▶ Input for this task:
※

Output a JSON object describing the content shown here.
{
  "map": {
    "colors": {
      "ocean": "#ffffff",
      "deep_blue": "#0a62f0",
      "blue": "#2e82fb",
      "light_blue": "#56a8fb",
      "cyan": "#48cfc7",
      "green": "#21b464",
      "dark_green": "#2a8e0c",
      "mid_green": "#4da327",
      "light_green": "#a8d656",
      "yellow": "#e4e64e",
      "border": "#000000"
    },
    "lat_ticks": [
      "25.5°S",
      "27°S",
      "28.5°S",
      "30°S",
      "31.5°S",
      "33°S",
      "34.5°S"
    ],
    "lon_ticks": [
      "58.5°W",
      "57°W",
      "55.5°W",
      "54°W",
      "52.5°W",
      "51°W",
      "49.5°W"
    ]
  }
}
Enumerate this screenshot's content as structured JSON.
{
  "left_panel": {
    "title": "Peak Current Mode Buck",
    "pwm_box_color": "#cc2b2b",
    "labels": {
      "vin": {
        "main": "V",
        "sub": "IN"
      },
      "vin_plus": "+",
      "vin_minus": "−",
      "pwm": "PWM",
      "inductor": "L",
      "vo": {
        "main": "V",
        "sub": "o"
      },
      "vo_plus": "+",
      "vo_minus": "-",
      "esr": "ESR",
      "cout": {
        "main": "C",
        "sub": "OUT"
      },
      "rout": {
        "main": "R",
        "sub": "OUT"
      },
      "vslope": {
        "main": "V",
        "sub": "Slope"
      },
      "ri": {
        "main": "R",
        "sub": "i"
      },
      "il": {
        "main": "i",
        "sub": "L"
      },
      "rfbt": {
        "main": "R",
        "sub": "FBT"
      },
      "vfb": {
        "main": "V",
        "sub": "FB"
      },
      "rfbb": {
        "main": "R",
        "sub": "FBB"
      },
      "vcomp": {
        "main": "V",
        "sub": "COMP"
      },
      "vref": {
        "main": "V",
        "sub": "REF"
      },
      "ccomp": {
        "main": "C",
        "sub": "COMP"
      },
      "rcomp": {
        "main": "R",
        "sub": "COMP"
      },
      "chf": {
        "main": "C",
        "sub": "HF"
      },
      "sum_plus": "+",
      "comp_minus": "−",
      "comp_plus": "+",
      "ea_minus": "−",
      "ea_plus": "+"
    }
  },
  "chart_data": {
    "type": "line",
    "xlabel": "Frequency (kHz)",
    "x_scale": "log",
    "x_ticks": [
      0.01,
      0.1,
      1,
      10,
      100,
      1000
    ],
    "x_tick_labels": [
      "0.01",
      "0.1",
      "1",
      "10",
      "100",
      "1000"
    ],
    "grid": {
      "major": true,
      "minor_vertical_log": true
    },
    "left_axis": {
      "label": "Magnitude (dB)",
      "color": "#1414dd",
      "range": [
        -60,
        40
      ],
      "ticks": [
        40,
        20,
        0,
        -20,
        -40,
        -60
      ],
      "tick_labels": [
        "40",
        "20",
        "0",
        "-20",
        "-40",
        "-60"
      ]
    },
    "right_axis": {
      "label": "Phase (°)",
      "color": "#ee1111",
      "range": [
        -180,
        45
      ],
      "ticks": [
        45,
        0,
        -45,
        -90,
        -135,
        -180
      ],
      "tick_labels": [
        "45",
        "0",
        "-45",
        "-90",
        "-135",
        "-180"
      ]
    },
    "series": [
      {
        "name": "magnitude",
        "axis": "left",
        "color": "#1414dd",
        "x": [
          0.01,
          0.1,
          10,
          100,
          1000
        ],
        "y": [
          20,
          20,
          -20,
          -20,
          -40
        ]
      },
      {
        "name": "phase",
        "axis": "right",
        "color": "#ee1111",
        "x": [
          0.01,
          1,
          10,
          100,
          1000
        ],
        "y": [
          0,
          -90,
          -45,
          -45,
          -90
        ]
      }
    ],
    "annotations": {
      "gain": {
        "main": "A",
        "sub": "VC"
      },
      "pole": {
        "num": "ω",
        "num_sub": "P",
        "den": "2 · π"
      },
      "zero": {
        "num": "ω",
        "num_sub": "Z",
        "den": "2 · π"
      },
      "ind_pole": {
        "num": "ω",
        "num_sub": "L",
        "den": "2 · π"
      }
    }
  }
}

※

▶ What the exercise asks: Repeat the listing exactly, from its first line to its last.

▶ The solution:
Output a JSON object describing the content shown here.
{
  "map": {
    "colors": {
      "ocean": "#ffffff",
      "deep_blue": "#0a62f0",
      "blue": "#2e82fb",
      "light_blue": "#56a8fb",
      "cyan": "#48cfc7",
      "green": "#21b464",
      "dark_green": "#2a8e0c",
      "mid_green": "#4da327",
      "light_green": "#a8d656",
      "yellow": "#e4e64e",
      "border": "#000000"
    },
    "lat_ticks": [
      "25.5°S",
      "27°S",
      "28.5°S",
      "30°S",
      "31.5°S",
      "33°S",
      "34.5°S"
    ],
    "lon_ticks": [
      "58.5°W",
      "57°W",
      "55.5°W",
      "54°W",
      "52.5°W",
      "51°W",
      "49.5°W"
    ]
  }
}
Enumerate this screenshot's content as structured JSON.
{
  "left_panel": {
    "title": "Peak Current Mode Buck",
    "pwm_box_color": "#cc2b2b",
    "labels": {
      "vin": {
        "main": "V",
        "sub": "IN"
      },
      "vin_plus": "+",
      "vin_minus": "−",
      "pwm": "PWM",
      "inductor": "L",
      "vo": {
        "main": "V",
        "sub": "o"
      },
      "vo_plus": "+",
      "vo_minus": "-",
      "esr": "ESR",
      "cout": {
        "main": "C",
        "sub": "OUT"
      },
      "rout": {
        "main": "R",
        "sub": "OUT"
      },
      "vslope": {
        "main": "V",
        "sub": "Slope"
      },
      "ri": {
        "main": "R",
        "sub": "i"
      },
      "il": {
        "main": "i",
        "sub": "L"
      },
      "rfbt": {
        "main": "R",
        "sub": "FBT"
      },
      "vfb": {
        "main": "V",
        "sub": "FB"
      },
      "rfbb": {
        "main": "R",
        "sub": "FBB"
      },
      "vcomp": {
        "main": "V",
        "sub": "COMP"
      },
      "vref": {
        "main": "V",
        "sub": "REF"
      },
      "ccomp": {
        "main": "C",
        "sub": "COMP"
      },
      "rcomp": {
        "main": "R",
        "sub": "COMP"
      },
      "chf": {
        "main": "C",
        "sub": "HF"
      },
      "sum_plus": "+",
      "comp_minus": "−",
      "comp_plus": "+",
      "ea_minus": "−",
      "ea_plus": "+"
    }
  },
  "chart_data": {
    "type": "line",
    "xlabel": "Frequency (kHz)",
    "x_scale": "log",
    "x_ticks": [
      0.01,
      0.1,
      1,
      10,
      100,
      1000
    ],
    "x_tick_labels": [
      "0.01",
      "0.1",
      "1",
      "10",
      "100",
      "1000"
    ],
    "grid": {
      "major": true,
      "minor_vertical_log": true
    },
    "left_axis": {
      "label": "Magnitude (dB)",
      "color": "#1414dd",
      "range": [
        -60,
        40
      ],
      "ticks": [
        40,
        20,
        0,
        -20,
        -40,
        -60
      ],
      "tick_labels": [
        "40",
        "20",
        "0",
        "-20",
        "-40",
        "-60"
      ]
    },
    "right_axis": {
      "label": "Phase (°)",
      "color": "#ee1111",
      "range": [
        -180,
        45
      ],
      "ticks": [
        45,
        0,
        -45,
        -90,
        -135,
        -180
      ],
      "tick_labels": [
        "45",
        "0",
        "-45",
        "-90",
        "-135",
        "-180"
      ]
    },
    "series": [
      {
        "name": "magnitude",
        "axis": "left",
        "color": "#1414dd",
        "x": [
          0.01,
          0.1,
          10,
          100,
          1000
        ],
        "y": [
          20,
          20,
          -20,
          -20,
          -40
        ]
      },
      {
        "name": "phase",
        "axis": "right",
        "color": "#ee1111",
        "x": [
          0.01,
          1,
          10,
          100,
          1000
        ],
        "y": [
          0,
          -90,
          -45,
          -45,
          -90
        ]
      }
    ],
    "annotations": {
      "gain": {
        "main": "A",
        "sub": "VC"
      },
      "pole": {
        "num": "ω",
        "num_sub": "P",
        "den": "2 · π"
      },
      "zero": {
        "num": "ω",
        "num_sub": "Z",
        "den": "2 · π"
      },
      "ind_pole": {
        "num": "ω",
        "num_sub": "L",
        "den": "2 · π"
      }
    }
  }
}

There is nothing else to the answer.